EXERCISE DESCRIPTION
Look at the entries below and reproduce them exactly.

Stored items from a collection
START
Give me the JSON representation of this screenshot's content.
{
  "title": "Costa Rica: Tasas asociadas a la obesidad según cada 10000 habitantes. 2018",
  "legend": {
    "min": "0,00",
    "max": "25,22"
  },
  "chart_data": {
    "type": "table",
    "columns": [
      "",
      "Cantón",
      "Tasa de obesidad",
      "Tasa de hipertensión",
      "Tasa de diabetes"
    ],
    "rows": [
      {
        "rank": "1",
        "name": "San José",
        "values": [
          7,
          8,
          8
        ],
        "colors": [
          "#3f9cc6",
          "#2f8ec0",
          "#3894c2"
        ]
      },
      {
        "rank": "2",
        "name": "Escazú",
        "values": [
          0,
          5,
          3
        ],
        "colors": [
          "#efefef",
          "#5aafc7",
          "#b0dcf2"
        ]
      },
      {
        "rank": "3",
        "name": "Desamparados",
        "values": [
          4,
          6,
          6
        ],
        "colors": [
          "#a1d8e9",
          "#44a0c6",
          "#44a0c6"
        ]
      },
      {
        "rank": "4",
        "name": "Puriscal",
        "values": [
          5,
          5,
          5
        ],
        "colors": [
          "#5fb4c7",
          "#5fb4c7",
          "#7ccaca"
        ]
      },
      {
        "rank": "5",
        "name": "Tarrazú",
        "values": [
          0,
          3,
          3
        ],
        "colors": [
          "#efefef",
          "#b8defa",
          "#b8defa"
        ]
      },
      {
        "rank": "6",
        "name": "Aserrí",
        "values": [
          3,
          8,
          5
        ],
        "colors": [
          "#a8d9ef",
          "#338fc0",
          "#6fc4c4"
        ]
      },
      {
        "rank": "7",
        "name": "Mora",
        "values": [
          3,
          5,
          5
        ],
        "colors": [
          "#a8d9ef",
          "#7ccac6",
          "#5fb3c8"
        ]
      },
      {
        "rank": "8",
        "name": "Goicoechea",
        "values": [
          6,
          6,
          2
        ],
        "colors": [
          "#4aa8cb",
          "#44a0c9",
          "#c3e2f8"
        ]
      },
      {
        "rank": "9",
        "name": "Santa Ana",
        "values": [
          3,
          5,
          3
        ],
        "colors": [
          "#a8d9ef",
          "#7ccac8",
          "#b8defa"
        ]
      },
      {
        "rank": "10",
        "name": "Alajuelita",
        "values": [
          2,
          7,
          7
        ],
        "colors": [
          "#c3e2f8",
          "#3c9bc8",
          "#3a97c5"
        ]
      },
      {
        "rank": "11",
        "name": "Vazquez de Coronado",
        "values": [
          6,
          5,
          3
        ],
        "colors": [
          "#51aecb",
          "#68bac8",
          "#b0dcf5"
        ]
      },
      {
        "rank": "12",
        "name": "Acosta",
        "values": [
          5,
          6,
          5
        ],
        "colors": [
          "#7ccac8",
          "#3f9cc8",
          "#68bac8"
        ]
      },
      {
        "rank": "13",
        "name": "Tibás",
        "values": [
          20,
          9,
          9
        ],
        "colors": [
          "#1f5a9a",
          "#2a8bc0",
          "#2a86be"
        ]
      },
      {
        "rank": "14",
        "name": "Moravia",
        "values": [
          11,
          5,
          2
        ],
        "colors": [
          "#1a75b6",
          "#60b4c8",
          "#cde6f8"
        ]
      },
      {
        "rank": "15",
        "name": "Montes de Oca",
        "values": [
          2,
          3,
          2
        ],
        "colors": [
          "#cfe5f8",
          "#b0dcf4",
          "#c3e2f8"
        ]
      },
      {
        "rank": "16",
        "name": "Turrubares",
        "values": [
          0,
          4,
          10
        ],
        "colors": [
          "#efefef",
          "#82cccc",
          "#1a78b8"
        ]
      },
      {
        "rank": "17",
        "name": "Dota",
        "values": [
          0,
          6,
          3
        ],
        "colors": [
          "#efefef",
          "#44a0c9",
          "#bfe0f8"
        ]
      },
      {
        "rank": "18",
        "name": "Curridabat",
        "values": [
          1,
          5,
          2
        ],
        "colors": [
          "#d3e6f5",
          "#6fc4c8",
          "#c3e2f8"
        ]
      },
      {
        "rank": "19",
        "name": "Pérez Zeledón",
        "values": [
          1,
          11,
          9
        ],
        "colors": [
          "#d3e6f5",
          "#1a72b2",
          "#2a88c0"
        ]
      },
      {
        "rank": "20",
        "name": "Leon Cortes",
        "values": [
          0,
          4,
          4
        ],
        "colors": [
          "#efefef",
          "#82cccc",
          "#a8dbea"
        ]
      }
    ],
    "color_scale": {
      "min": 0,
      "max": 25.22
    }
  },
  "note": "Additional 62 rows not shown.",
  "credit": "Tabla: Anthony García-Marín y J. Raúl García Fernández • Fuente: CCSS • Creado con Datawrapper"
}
END
RESULT FOR THIS EXERCISE
Give me the JSON representation of this screenshot's content.
{
  "title": "Costa Rica: Tasas asociadas a la obesidad según cada 10000 habitantes. 2018",
  "legend": {
    "min": "0,00",
    "max": "25,22"
  },
  "chart_data": {
    "type": "table",
    "columns": [
      "",
      "Cantón",
      "Tasa de obesidad",
      "Tasa de hipertensión",
      "Tasa de diabetes"
    ],
    "rows": [
      {
        "rank": "1",
        "name": "San José",
        "values": [
          7,
          8,
          8
        ],
        "colors": [
          "#3f9cc6",
          "#2f8ec0",
          "#3894c2"
        ]
      },
      {
        "rank": "2",
        "name": "Escazú",
        "values": [
          0,
          5,
          3
        ],
        "colors": [
          "#efefef",
          "#5aafc7",
          "#b0dcf2"
        ]
      },
      {
        "rank": "3",
        "name": "Desamparados",
        "values": [
          4,
          6,
          6
        ],
        "colors": [
          "#a1d8e9",
          "#44a0c6",
          "#44a0c6"
        ]
      },
      {
        "rank": "4",
        "name": "Puriscal",
        "values": [
          5,
          5,
          5
        ],
        "colors": [
          "#5fb4c7",
          "#5fb4c7",
          "#7ccaca"
        ]
      },
      {
        "rank": "5",
        "name": "Tarrazú",
        "values": [
          0,
          3,
          3
        ],
        "colors": [
          "#efefef",
          "#b8defa",
          "#b8defa"
        ]
      },
      {
        "rank": "6",
        "name": "Aserrí",
        "values": [
          3,
          8,
          5
        ],
        "colors": [
          "#a8d9ef",
          "#338fc0",
          "#6fc4c4"
        ]
      },
      {
        "rank": "7",
        "name": "Mora",
        "values": [
          3,
          5,
          5
        ],
        "colors": [
          "#a8d9ef",
          "#7ccac6",
          "#5fb3c8"
        ]
      },
      {
        "rank": "8",
        "name": "Goicoechea",
        "values": [
          6,
          6,
          2
        ],
        "colors": [
          "#4aa8cb",
          "#44a0c9",
          "#c3e2f8"
        ]
      },
      {
        "rank": "9",
        "name": "Santa Ana",
        "values": [
          3,
          5,
          3
        ],
        "colors": [
          "#a8d9ef",
          "#7ccac8",
          "#b8defa"
        ]
      },
      {
        "rank": "10",
        "name": "Alajuelita",
        "values": [
          2,
          7,
          7
        ],
        "colors": [
          "#c3e2f8",
          "#3c9bc8",
          "#3a97c5"
        ]
      },
      {
        "rank": "11",
        "name": "Vazquez de Coronado",
        "values": [
          6,
          5,
          3
        ],
        "colors": [
          "#51aecb",
          "#68bac8",
          "#b0dcf5"
        ]
      },
      {
        "rank": "12",
        "name": "Acosta",
        "values": [
          5,
          6,
          5
        ],
        "colors": [
          "#7ccac8",
          "#3f9cc8",
          "#68bac8"
        ]
      },
      {
        "rank": "13",
        "name": "Tibás",
        "values": [
          20,
          9,
          9
        ],
        "colors": [
          "#1f5a9a",
          "#2a8bc0",
          "#2a86be"
        ]
      },
      {
        "rank": "14",
        "name": "Moravia",
        "values": [
          11,
          5,
          2
        ],
        "colors": [
          "#1a75b6",
          "#60b4c8",
          "#cde6f8"
        ]
      },
      {
        "rank": "15",
        "name": "Montes de Oca",
        "values": [
          2,
          3,
          2
        ],
        "colors": [
          "#cfe5f8",
          "#b0dcf4",
          "#c3e2f8"
        ]
      },
      {
        "rank": "16",
        "name": "Turrubares",
        "values": [
          0,
          4,
          10
        ],
        "colors": [
          "#efefef",
          "#82cccc",
          "#1a78b8"
        ]
      },
      {
        "rank": "17",
        "name": "Dota",
        "values": [
          0,
          6,
          3
        ],
        "colors": [
          "#efefef",
          "#44a0c9",
          "#bfe0f8"
        ]
      },
      {
        "rank": "18",
        "name": "Curridabat",
        "values": [
          1,
          5,
          2
        ],
        "colors": [
          "#d3e6f5",
          "#6fc4c8",
          "#c3e2f8"
        ]
      },
      {
        "rank": "19",
        "name": "Pérez Zeledón",
        "values": [
          1,
          11,
          9
        ],
        "colors": [
          "#d3e6f5",
          "#1a72b2",
          "#2a88c0"
        ]
      },
      {
        "rank": "20",
        "name": "Leon Cortes",
        "values": [
          0,
          4,
          4
        ],
        "colors": [
          "#efefef",
          "#82cccc",
          "#a8dbea"
        ]
      }
    ],
    "color_scale": {
      "min": 0,
      "max": 25.22
    }
  },
  "note": "Additional 62 rows not shown.",
  "credit": "Tabla: Anthony García-Marín y J. Raúl García Fernández • Fuente: CCSS • Creado con Datawrapper"
}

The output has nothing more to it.